§ Directions for this task:
Every entry below must appear again, exactly as written.

§ Records for this exercise:

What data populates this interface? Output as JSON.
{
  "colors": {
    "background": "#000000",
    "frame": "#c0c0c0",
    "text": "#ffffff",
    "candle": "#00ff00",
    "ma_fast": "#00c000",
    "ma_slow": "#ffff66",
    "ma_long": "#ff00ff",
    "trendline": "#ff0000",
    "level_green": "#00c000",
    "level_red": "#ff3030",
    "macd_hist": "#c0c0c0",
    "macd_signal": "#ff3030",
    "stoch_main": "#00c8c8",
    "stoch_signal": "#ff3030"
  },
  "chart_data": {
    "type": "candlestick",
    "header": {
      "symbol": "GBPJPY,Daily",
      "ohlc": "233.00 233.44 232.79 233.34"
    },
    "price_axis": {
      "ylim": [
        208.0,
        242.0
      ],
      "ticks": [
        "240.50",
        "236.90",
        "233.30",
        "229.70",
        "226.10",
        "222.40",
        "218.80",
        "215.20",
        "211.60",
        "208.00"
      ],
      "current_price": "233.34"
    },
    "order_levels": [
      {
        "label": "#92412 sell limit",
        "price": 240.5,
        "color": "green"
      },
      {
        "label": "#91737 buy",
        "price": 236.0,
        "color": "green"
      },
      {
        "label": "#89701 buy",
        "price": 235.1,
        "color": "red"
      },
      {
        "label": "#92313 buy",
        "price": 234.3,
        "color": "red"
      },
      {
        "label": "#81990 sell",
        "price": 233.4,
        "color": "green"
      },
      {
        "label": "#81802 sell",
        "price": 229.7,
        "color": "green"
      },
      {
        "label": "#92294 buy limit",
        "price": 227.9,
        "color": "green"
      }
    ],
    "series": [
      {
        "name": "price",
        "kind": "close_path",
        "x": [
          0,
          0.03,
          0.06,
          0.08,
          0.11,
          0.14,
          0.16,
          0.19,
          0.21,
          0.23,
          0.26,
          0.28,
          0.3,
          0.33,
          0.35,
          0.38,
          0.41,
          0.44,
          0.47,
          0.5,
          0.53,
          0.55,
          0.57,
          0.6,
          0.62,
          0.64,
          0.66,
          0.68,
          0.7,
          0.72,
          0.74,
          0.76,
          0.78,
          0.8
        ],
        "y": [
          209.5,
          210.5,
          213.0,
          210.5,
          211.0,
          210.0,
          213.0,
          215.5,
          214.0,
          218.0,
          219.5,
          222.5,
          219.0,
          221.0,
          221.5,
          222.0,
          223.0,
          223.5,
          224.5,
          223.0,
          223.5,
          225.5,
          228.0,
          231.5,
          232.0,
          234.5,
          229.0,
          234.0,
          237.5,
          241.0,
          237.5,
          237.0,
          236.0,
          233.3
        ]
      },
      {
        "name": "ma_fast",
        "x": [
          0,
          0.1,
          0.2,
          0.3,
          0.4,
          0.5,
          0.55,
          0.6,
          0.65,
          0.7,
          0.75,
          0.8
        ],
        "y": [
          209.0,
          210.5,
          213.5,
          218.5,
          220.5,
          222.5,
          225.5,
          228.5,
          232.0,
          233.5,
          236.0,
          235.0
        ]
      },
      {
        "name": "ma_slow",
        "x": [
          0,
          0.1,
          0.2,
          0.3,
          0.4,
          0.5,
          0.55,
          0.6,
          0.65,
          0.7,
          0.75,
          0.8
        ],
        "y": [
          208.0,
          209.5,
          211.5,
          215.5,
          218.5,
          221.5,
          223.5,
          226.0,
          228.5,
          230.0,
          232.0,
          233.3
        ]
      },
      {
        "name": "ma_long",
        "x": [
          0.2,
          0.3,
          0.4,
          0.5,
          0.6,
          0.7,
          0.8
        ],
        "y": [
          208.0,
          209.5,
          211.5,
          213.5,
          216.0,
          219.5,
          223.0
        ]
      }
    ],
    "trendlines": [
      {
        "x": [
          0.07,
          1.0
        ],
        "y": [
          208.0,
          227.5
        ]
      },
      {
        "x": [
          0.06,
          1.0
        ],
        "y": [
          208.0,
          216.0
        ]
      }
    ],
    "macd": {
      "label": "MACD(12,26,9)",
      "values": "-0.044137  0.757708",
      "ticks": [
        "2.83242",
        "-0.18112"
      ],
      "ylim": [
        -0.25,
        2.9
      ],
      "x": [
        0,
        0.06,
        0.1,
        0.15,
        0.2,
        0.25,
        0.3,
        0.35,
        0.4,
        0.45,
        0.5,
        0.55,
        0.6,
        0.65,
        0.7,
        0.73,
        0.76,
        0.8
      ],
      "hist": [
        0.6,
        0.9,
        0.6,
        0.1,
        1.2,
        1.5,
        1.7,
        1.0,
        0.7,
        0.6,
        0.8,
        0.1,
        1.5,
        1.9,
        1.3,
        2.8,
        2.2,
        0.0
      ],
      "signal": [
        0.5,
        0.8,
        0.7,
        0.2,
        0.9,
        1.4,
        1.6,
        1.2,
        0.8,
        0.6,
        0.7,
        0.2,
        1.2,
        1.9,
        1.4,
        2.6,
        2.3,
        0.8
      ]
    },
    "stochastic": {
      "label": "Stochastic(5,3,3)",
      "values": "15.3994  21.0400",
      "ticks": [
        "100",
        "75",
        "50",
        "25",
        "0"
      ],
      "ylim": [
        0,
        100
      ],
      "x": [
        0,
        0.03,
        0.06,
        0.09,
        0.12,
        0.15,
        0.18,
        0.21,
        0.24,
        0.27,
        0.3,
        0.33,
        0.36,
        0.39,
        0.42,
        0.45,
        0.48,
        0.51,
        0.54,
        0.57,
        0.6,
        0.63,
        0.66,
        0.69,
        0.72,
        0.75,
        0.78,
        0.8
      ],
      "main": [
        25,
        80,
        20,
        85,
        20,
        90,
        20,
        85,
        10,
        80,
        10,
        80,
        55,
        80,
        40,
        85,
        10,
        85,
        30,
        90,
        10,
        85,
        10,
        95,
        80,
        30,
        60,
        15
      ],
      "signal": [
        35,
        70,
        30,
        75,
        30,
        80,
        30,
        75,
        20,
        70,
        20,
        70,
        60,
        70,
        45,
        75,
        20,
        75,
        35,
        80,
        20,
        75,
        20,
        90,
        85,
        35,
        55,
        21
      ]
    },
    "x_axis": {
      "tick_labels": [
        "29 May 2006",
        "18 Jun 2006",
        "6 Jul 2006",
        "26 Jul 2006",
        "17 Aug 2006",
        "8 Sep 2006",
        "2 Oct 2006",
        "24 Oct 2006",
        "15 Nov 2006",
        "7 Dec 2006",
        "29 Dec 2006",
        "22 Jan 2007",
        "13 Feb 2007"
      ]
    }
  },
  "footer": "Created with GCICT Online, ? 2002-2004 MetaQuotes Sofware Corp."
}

§ The answer:
What data populates this interface? Output as JSON.
{
  "colors": {
    "background": "#000000",
    "frame": "#c0c0c0",
    "text": "#ffffff",
    "candle": "#00ff00",
    "ma_fast": "#00c000",
    "ma_slow": "#ffff66",
    "ma_long": "#ff00ff",
    "trendline": "#ff0000",
    "level_green": "#00c000",
    "level_red": "#ff3030",
    "macd_hist": "#c0c0c0",
    "macd_signal": "#ff3030",
    "stoch_main": "#00c8c8",
    "stoch_signal": "#ff3030"
  },
  "chart_data": {
    "type": "candlestick",
    "header": {
      "symbol": "GBPJPY,Daily",
      "ohlc": "233.00 233.44 232.79 233.34"
    },
    "price_axis": {
      "ylim": [
        208.0,
        242.0
      ],
      "ticks": [
        "240.50",
        "236.90",
        "233.30",
        "229.70",
        "226.10",
        "222.40",
        "218.80",
        "215.20",
        "211.60",
        "208.00"
      ],
      "current_price": "233.34"
    },
    "order_levels": [
      {
        "label": "#92412 sell limit",
        "price": 240.5,
        "color": "green"
      },
      {
        "label": "#91737 buy",
        "price": 236.0,
        "color": "green"
      },
      {
        "label": "#89701 buy",
        "price": 235.1,
        "color": "red"
      },
      {
        "label": "#92313 buy",
        "price": 234.3,
        "color": "red"
      },
      {
        "label": "#81990 sell",
        "price": 233.4,
        "color": "green"
      },
      {
        "label": "#81802 sell",
        "price": 229.7,
        "color": "green"
      },
      {
        "label": "#92294 buy limit",
        "price": 227.9,
        "color": "green"
      }
    ],
    "series": [
      {
        "name": "price",
        "kind": "close_path",
        "x": [
          0,
          0.03,
          0.06,
          0.08,
          0.11,
          0.14,
          0.16,
          0.19,
          0.21,
          0.23,
          0.26,
          0.28,
          0.3,
          0.33,
          0.35,
          0.38,
          0.41,
          0.44,
          0.47,
          0.5,
          0.53,
          0.55,
          0.57,
          0.6,
          0.62,
          0.64,
          0.66,
          0.68,
          0.7,
          0.72,
          0.74,
          0.76,
          0.78,
          0.8
        ],
        "y": [
          209.5,
          210.5,
          213.0,
          210.5,
          211.0,
          210.0,
          213.0,
          215.5,
          214.0,
          218.0,
          219.5,
          222.5,
          219.0,
          221.0,
          221.5,
          222.0,
          223.0,
          223.5,
          224.5,
          223.0,
          223.5,
          225.5,
          228.0,
          231.5,
          232.0,
          234.5,
          229.0,
          234.0,
          237.5,
          241.0,
          237.5,
          237.0,
          236.0,
          233.3
        ]
      },
      {
        "name": "ma_fast",
        "x": [
          0,
          0.1,
          0.2,
          0.3,
          0.4,
          0.5,
          0.55,
          0.6,
          0.65,
          0.7,
          0.75,
          0.8
        ],
        "y": [
          209.0,
          210.5,
          213.5,
          218.5,
          220.5,
          222.5,
          225.5,
          228.5,
          232.0,
          233.5,
          236.0,
          235.0
        ]
      },
      {
        "name": "ma_slow",
        "x": [
          0,
          0.1,
          0.2,
          0.3,
          0.4,
          0.5,
          0.55,
          0.6,
          0.65,
          0.7,
          0.75,
          0.8
        ],
        "y": [
          208.0,
          209.5,
          211.5,
          215.5,
          218.5,
          221.5,
          223.5,
          226.0,
          228.5,
          230.0,
          232.0,
          233.3
        ]
      },
      {
        "name": "ma_long",
        "x": [
          0.2,
          0.3,
          0.4,
          0.5,
          0.6,
          0.7,
          0.8
        ],
        "y": [
          208.0,
          209.5,
          211.5,
          213.5,
          216.0,
          219.5,
          223.0
        ]
      }
    ],
    "trendlines": [
      {
        "x": [
          0.07,
          1.0
        ],
        "y": [
          208.0,
          227.5
        ]
      },
      {
        "x": [
          0.06,
          1.0
        ],
        "y": [
          208.0,
          216.0
        ]
      }
    ],
    "macd": {
      "label": "MACD(12,26,9)",
      "values": "-0.044137  0.757708",
      "ticks": [
        "2.83242",
        "-0.18112"
      ],
      "ylim": [
        -0.25,
        2.9
      ],
      "x": [
        0,
        0.06,
        0.1,
        0.15,
        0.2,
        0.25,
        0.3,
        0.35,
        0.4,
        0.45,
        0.5,
        0.55,
        0.6,
        0.65,
        0.7,
        0.73,
        0.76,
        0.8
      ],
      "hist": [
        0.6,
        0.9,
        0.6,
        0.1,
        1.2,
        1.5,
        1.7,
        1.0,
        0.7,
        0.6,
        0.8,
        0.1,
        1.5,
        1.9,
        1.3,
        2.8,
        2.2,
        0.0
      ],
      "signal": [
        0.5,
        0.8,
        0.7,
        0.2,
        0.9,
        1.4,
        1.6,
        1.2,
        0.8,
        0.6,
        0.7,
        0.2,
        1.2,
        1.9,
        1.4,
        2.6,
        2.3,
        0.8
      ]
    },
    "stochastic": {
      "label": "Stochastic(5,3,3)",
      "values": "15.3994  21.0400",
      "ticks": [
        "100",
        "75",
        "50",
        "25",
        "0"
      ],
      "ylim": [
        0,
        100
      ],
      "x": [
        0,
        0.03,
        0.06,
        0.09,
        0.12,
        0.15,
        0.18,
        0.21,
        0.24,
        0.27,
        0.3,
        0.33,
        0.36,
        0.39,
        0.42,
        0.45,
        0.48,
        0.51,
        0.54,
        0.57,
        0.6,
        0.63,
        0.66,
        0.69,
        0.72,
        0.75,
        0.78,
        0.8
      ],
      "main": [
        25,
        80,
        20,
        85,
        20,
        90,
        20,
        85,
        10,
        80,
        10,
        80,
        55,
        80,
        40,
        85,
        10,
        85,
        30,
        90,
        10,
        85,
        10,
        95,
        80,
        30,
        60,
        15
      ],
      "signal": [
        35,
        70,
        30,
        75,
        30,
        80,
        30,
        75,
        20,
        70,
        20,
        70,
        60,
        70,
        45,
        75,
        20,
        75,
        35,
        80,
        20,
        75,
        20,
        90,
        85,
        35,
        55,
        21
      ]
    },
    "x_axis": {
      "tick_labels": [
        "29 May 2006",
        "18 Jun 2006",
        "6 Jul 2006",
        "26 Jul 2006",
        "17 Aug 2006",
        "8 Sep 2006",
        "2 Oct 2006",
        "24 Oct 2006",
        "15 Nov 2006",
        "7 Dec 2006",
        "29 Dec 2006",
        "22 Jan 2007",
        "13 Feb 2007"
      ]
    }
  },
  "footer": "Created with GCICT Online, ? 2002-2004 MetaQuotes Sofware Corp."
}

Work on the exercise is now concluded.